= Source data =
— Start —

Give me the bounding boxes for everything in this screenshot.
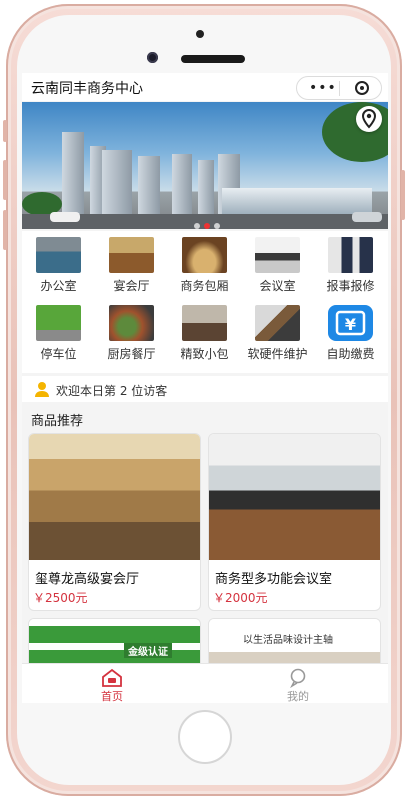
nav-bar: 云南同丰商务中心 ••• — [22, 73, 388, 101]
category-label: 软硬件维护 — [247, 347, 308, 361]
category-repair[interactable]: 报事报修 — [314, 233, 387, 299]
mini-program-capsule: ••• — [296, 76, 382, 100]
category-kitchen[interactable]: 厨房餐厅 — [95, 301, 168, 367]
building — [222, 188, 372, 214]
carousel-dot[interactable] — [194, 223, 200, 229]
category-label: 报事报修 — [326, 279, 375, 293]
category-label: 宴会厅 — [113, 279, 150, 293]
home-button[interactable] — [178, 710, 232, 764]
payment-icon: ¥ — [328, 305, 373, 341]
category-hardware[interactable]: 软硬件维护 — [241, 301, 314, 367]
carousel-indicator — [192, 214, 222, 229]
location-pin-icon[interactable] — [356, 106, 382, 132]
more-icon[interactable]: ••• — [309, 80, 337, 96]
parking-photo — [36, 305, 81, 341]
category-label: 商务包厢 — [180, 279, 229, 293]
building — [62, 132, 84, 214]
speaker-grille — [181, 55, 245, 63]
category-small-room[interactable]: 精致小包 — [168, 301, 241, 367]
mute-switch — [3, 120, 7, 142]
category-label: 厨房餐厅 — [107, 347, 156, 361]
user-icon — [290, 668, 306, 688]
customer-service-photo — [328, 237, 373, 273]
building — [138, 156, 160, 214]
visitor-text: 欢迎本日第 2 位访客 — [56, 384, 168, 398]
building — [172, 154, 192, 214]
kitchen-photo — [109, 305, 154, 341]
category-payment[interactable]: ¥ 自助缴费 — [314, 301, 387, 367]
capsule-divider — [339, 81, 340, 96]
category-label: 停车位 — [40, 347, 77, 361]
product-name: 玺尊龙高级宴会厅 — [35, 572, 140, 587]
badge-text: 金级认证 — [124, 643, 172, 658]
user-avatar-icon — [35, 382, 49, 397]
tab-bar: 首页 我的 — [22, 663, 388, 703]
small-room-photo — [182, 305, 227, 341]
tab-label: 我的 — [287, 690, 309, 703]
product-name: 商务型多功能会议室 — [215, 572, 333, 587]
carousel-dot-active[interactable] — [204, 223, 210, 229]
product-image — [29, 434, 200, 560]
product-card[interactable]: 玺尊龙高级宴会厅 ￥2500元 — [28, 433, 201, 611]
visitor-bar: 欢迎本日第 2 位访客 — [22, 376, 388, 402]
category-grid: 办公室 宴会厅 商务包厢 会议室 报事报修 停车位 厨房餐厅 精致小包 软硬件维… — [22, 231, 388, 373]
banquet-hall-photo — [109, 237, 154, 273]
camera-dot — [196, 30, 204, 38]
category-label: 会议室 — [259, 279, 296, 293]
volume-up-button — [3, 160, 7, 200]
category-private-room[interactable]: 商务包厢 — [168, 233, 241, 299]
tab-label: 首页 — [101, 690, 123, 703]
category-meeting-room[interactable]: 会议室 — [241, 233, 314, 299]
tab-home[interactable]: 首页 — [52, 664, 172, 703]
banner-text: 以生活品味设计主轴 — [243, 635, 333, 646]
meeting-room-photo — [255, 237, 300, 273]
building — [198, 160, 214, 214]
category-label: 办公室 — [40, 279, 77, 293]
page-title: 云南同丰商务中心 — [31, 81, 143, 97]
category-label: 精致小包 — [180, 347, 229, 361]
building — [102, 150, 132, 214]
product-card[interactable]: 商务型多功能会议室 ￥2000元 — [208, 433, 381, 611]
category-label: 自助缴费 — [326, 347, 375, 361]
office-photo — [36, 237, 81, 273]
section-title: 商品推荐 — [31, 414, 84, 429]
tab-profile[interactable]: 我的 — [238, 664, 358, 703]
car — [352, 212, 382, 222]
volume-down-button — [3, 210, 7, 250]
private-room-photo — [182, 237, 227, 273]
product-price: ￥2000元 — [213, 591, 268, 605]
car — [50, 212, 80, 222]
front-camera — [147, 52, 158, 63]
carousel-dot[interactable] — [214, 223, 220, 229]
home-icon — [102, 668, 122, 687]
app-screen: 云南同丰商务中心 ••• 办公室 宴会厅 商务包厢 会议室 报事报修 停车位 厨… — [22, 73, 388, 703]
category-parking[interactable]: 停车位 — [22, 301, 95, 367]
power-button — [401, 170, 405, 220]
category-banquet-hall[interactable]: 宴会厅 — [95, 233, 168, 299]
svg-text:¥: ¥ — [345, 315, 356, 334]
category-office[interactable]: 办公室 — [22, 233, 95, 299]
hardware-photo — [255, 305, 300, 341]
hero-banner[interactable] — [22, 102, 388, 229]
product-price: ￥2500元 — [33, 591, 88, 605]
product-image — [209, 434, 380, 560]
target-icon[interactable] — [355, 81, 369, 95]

— End —

= Goal =
Express each line of the data above, from the line with "nav-bar: 云南同丰商务中心 ••• — [22, 73, 388, 101]" up to and including the line with "speaker-grille — [181, 55, 245, 63]", as one string in a JSON list, leaving out blank lines.

= Answer to this exercise =
[
  "nav-bar: 云南同丰商务中心 ••• — [22, 73, 388, 101]",
  "category-label: 软硬件维护 — [247, 347, 308, 361]",
  "category-repair[interactable]: 报事报修 — [314, 233, 387, 299]",
  "mini-program-capsule: ••• — [296, 76, 382, 100]",
  "category-kitchen[interactable]: 厨房餐厅 — [95, 301, 168, 367]",
  "building — [222, 188, 372, 214]",
  "carousel-dot[interactable] — [194, 223, 200, 229]",
  "category-label: 报事报修 — [326, 279, 375, 293]",
  "category-label: 宴会厅 — [113, 279, 150, 293]",
  "home-button[interactable] — [178, 710, 232, 764]",
  "payment-icon: ¥ — [328, 305, 373, 341]",
  "category-hardware[interactable]: 软硬件维护 — [241, 301, 314, 367]",
  "carousel-indicator — [192, 214, 222, 229]",
  "location-pin-icon[interactable] — [356, 106, 382, 132]",
  "more-icon[interactable]: ••• — [309, 80, 337, 96]",
  "parking-photo — [36, 305, 81, 341]",
  "category-label: 商务包厢 — [180, 279, 229, 293]",
  "building — [62, 132, 84, 214]",
  "speaker-grille — [181, 55, 245, 63]"
]